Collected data
----

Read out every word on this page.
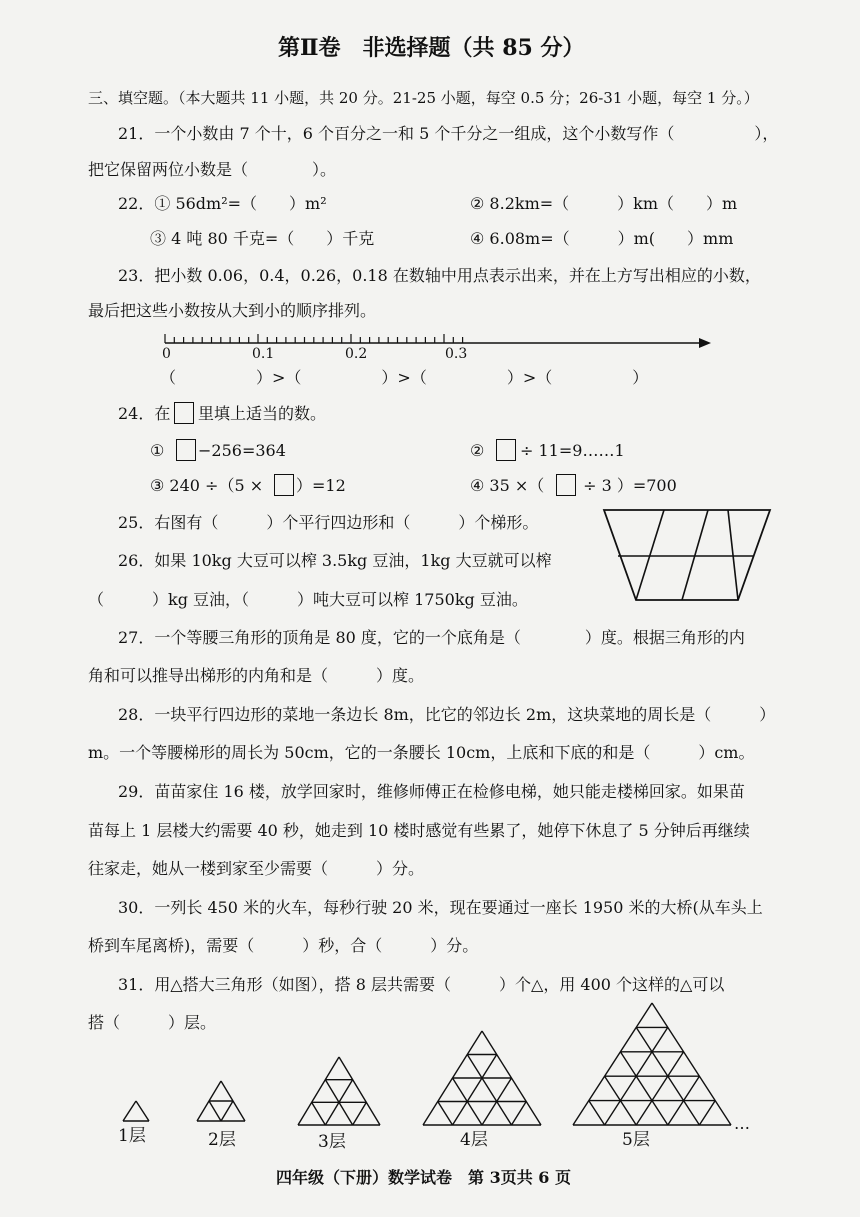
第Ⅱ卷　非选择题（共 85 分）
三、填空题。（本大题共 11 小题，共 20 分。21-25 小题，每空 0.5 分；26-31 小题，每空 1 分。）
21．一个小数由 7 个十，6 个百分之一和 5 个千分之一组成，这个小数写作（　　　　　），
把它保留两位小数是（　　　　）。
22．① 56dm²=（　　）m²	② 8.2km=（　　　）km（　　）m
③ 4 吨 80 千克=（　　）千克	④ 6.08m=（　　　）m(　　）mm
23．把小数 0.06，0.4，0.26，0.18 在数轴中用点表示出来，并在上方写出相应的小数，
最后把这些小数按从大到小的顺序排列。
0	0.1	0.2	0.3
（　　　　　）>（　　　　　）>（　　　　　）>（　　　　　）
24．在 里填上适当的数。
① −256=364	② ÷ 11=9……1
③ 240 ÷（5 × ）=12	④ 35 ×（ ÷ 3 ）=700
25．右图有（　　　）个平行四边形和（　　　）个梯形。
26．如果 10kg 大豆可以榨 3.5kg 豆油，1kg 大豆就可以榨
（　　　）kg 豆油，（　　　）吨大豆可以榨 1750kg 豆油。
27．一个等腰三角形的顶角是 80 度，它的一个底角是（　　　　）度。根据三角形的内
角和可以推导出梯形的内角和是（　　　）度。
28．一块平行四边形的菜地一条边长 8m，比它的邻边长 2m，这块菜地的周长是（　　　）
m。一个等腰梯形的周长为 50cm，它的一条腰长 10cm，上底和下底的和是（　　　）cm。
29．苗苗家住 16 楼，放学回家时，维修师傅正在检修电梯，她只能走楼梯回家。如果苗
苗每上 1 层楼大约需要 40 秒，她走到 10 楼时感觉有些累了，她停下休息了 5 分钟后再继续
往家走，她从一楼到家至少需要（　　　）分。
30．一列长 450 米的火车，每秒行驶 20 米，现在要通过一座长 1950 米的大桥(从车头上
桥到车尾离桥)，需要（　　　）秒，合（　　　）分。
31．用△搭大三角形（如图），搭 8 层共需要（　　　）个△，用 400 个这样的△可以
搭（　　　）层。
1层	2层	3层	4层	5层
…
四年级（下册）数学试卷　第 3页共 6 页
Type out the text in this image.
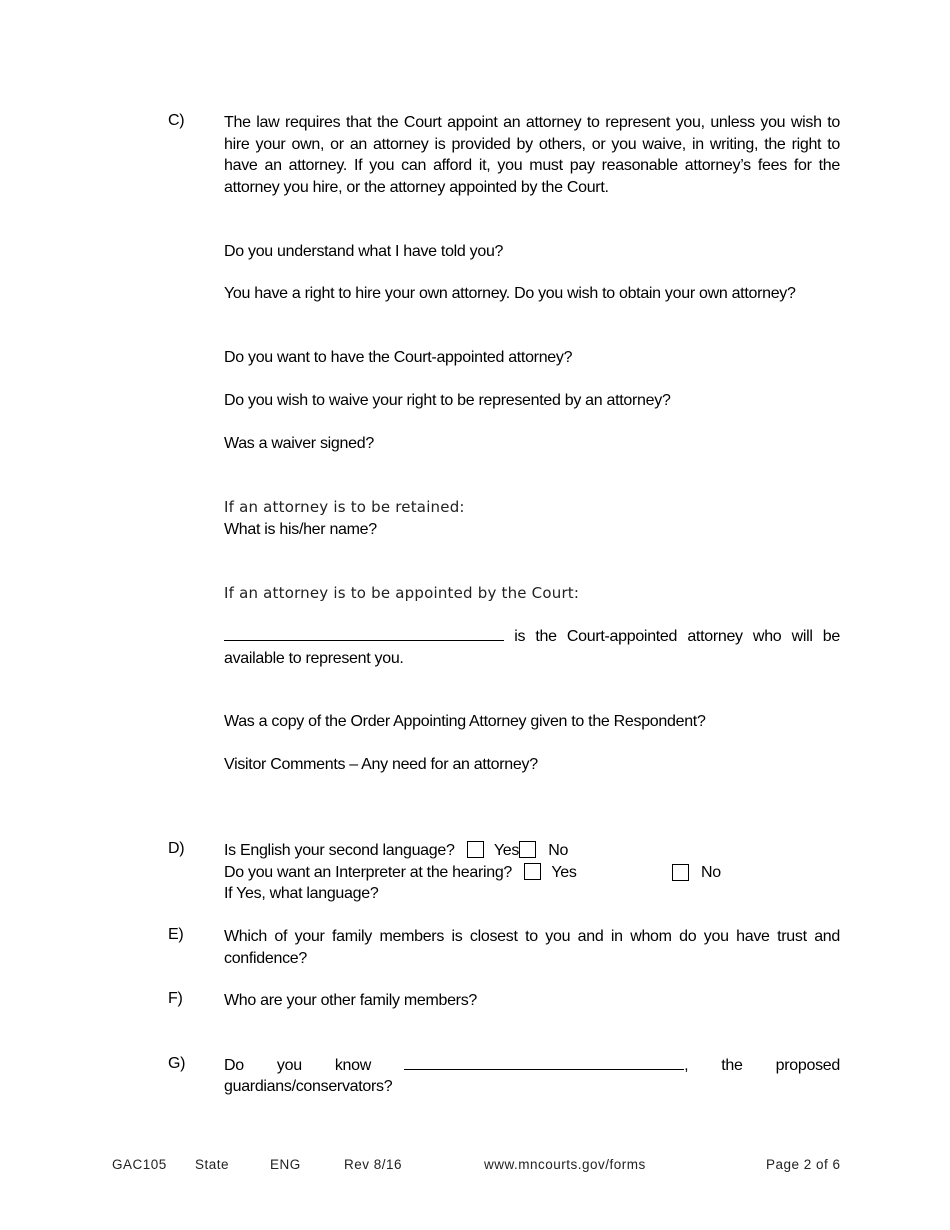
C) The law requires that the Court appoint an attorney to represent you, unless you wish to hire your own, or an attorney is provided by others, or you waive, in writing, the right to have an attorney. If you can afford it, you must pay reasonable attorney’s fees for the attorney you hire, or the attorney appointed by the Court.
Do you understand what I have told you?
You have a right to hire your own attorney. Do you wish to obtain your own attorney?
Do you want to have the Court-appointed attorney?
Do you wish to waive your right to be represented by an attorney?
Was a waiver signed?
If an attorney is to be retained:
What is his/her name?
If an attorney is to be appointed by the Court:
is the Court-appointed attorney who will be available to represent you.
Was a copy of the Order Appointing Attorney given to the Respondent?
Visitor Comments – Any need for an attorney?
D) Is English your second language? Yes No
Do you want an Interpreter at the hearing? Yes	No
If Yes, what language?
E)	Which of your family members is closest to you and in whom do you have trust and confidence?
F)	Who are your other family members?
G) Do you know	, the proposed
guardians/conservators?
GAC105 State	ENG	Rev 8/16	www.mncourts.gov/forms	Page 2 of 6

----

What is being asked ▸
Strip out the images, then output the records above word for word.

Response ▸
Read out every word on this page.
第Ⅱ卷　非选择题（共 85 分）
三、填空题。（本大题共 11 小题，共 20 分。21-25 小题，每空 0.5 分；26-31 小题，每空 1 分。）
21．一个小数由 7 个十，6 个百分之一和 5 个千分之一组成，这个小数写作（　　　　　），
把它保留两位小数是（　　　　）。
22．① 56dm²=（　　）m²	② 8.2km=（　　　）km（　　）m
③ 4 吨 80 千克=（　　）千克	④ 6.08m=（　　　）m(　　）mm
23．把小数 0.06，0.4，0.26，0.18 在数轴中用点表示出来，并在上方写出相应的小数，
最后把这些小数按从大到小的顺序排列。
0	0.1	0.2	0.3
（　　　　　）>（　　　　　）>（　　　　　）>（　　　　　）
24．在 里填上适当的数。
① −256=364	② ÷ 11=9……1
③ 240 ÷（5 × ）=12	④ 35 ×（ ÷ 3 ）=700
25．右图有（　　　）个平行四边形和（　　　）个梯形。
26．如果 10kg 大豆可以榨 3.5kg 豆油，1kg 大豆就可以榨
（　　　）kg 豆油，（　　　）吨大豆可以榨 1750kg 豆油。
27．一个等腰三角形的顶角是 80 度，它的一个底角是（　　　　）度。根据三角形的内
角和可以推导出梯形的内角和是（　　　）度。
28．一块平行四边形的菜地一条边长 8m，比它的邻边长 2m，这块菜地的周长是（　　　）
m。一个等腰梯形的周长为 50cm，它的一条腰长 10cm，上底和下底的和是（　　　）cm。
29．苗苗家住 16 楼，放学回家时，维修师傅正在检修电梯，她只能走楼梯回家。如果苗
苗每上 1 层楼大约需要 40 秒，她走到 10 楼时感觉有些累了，她停下休息了 5 分钟后再继续
往家走，她从一楼到家至少需要（　　　）分。
30．一列长 450 米的火车，每秒行驶 20 米，现在要通过一座长 1950 米的大桥(从车头上
桥到车尾离桥)，需要（　　　）秒，合（　　　）分。
31．用△搭大三角形（如图），搭 8 层共需要（　　　）个△，用 400 个这样的△可以
搭（　　　）层。
1层	2层	3层	4层	5层
…
四年级（下册）数学试卷　第 3页共 6 页
Type out the text in this image.
C) The law requires that the Court appoint an attorney to represent you, unless you wish to hire your own, or an attorney is provided by others, or you waive, in writing, the right to have an attorney. If you can afford it, you must pay reasonable attorney’s fees for the attorney you hire, or the attorney appointed by the Court.
Do you understand what I have told you?
You have a right to hire your own attorney. Do you wish to obtain your own attorney?
Do you want to have the Court-appointed attorney?
Do you wish to waive your right to be represented by an attorney?
Was a waiver signed?
If an attorney is to be retained:
What is his/her name?
If an attorney is to be appointed by the Court:
is the Court-appointed attorney who will be available to represent you.
Was a copy of the Order Appointing Attorney given to the Respondent?
Visitor Comments – Any need for an attorney?
D) Is English your second language? Yes No
Do you want an Interpreter at the hearing? Yes	No
If Yes, what language?
E)	Which of your family members is closest to you and in whom do you have trust and confidence?
F)	Who are your other family members?
G) Do you know	, the proposed
guardians/conservators?
GAC105 State	ENG	Rev 8/16	www.mncourts.gov/forms	Page 2 of 6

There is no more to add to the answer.